▸ **MATERIALS PROVIDED**:
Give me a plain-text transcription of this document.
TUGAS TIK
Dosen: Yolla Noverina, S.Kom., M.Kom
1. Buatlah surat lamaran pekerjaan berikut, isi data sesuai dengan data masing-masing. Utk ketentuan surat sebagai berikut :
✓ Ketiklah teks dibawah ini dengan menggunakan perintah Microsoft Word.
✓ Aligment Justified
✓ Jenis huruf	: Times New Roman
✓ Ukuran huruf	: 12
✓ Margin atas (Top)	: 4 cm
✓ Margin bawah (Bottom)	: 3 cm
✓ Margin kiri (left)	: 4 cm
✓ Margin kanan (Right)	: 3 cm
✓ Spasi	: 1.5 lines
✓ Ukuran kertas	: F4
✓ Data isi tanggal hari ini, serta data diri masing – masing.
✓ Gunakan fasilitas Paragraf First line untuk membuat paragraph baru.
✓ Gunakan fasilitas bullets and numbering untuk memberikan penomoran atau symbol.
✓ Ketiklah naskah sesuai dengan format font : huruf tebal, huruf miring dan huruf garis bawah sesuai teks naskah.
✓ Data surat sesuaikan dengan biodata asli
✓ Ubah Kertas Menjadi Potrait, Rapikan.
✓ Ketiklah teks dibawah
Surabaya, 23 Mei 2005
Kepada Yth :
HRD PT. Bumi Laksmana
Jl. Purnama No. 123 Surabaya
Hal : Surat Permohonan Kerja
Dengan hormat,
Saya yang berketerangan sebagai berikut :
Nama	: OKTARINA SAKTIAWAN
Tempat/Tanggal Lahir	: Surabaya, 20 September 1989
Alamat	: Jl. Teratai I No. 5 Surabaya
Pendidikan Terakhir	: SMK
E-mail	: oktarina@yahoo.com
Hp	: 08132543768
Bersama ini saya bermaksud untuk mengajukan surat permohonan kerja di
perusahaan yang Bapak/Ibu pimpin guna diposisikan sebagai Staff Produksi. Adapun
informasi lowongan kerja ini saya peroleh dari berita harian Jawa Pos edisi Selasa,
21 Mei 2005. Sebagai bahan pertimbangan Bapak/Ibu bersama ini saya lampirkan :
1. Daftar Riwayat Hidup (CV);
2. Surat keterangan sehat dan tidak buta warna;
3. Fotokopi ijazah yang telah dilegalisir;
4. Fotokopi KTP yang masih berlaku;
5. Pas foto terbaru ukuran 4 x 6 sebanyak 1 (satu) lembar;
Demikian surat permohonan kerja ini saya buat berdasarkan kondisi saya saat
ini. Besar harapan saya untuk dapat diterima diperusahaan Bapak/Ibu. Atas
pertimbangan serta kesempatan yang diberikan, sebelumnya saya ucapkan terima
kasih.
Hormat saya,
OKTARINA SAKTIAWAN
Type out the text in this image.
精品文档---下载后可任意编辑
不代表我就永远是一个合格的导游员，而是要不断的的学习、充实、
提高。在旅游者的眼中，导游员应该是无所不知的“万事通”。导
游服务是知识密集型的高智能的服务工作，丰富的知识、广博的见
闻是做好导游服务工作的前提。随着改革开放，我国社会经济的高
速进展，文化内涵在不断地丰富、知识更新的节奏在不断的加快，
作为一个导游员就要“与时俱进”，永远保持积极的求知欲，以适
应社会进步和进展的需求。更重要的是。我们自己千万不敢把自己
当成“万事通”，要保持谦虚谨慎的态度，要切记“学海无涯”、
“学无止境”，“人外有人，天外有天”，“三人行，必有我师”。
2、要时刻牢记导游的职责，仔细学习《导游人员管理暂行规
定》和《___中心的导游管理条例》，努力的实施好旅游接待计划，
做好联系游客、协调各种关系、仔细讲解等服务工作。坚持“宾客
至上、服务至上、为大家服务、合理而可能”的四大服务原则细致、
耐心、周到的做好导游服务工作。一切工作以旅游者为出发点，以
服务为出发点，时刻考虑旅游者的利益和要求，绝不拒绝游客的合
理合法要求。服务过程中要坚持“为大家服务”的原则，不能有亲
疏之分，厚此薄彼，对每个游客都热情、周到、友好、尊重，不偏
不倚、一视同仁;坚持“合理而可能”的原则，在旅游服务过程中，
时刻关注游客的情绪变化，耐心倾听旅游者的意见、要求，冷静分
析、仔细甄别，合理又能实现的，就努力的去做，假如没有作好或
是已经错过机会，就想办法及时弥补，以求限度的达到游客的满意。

▸ **WHAT IS BEING ASKED**:
Which lines run from the one containing "Type out the text in this image." to the end of the entries above? Quote exactly those, and only those.

▸ **WORKED ANSWER**:
Type out the text in this image.
精品文档---下载后可任意编辑
不代表我就永远是一个合格的导游员，而是要不断的的学习、充实、
提高。在旅游者的眼中，导游员应该是无所不知的“万事通”。导
游服务是知识密集型的高智能的服务工作，丰富的知识、广博的见
闻是做好导游服务工作的前提。随着改革开放，我国社会经济的高
速进展，文化内涵在不断地丰富、知识更新的节奏在不断的加快，
作为一个导游员就要“与时俱进”，永远保持积极的求知欲，以适
应社会进步和进展的需求。更重要的是。我们自己千万不敢把自己
当成“万事通”，要保持谦虚谨慎的态度，要切记“学海无涯”、
“学无止境”，“人外有人，天外有天”，“三人行，必有我师”。
2、要时刻牢记导游的职责，仔细学习《导游人员管理暂行规
定》和《___中心的导游管理条例》，努力的实施好旅游接待计划，
做好联系游客、协调各种关系、仔细讲解等服务工作。坚持“宾客
至上、服务至上、为大家服务、合理而可能”的四大服务原则细致、
耐心、周到的做好导游服务工作。一切工作以旅游者为出发点，以
服务为出发点，时刻考虑旅游者的利益和要求，绝不拒绝游客的合
理合法要求。服务过程中要坚持“为大家服务”的原则，不能有亲
疏之分，厚此薄彼，对每个游客都热情、周到、友好、尊重，不偏
不倚、一视同仁;坚持“合理而可能”的原则，在旅游服务过程中，
时刻关注游客的情绪变化，耐心倾听旅游者的意见、要求，冷静分
析、仔细甄别，合理又能实现的，就努力的去做，假如没有作好或
是已经错过机会，就想办法及时弥补，以求限度的达到游客的满意。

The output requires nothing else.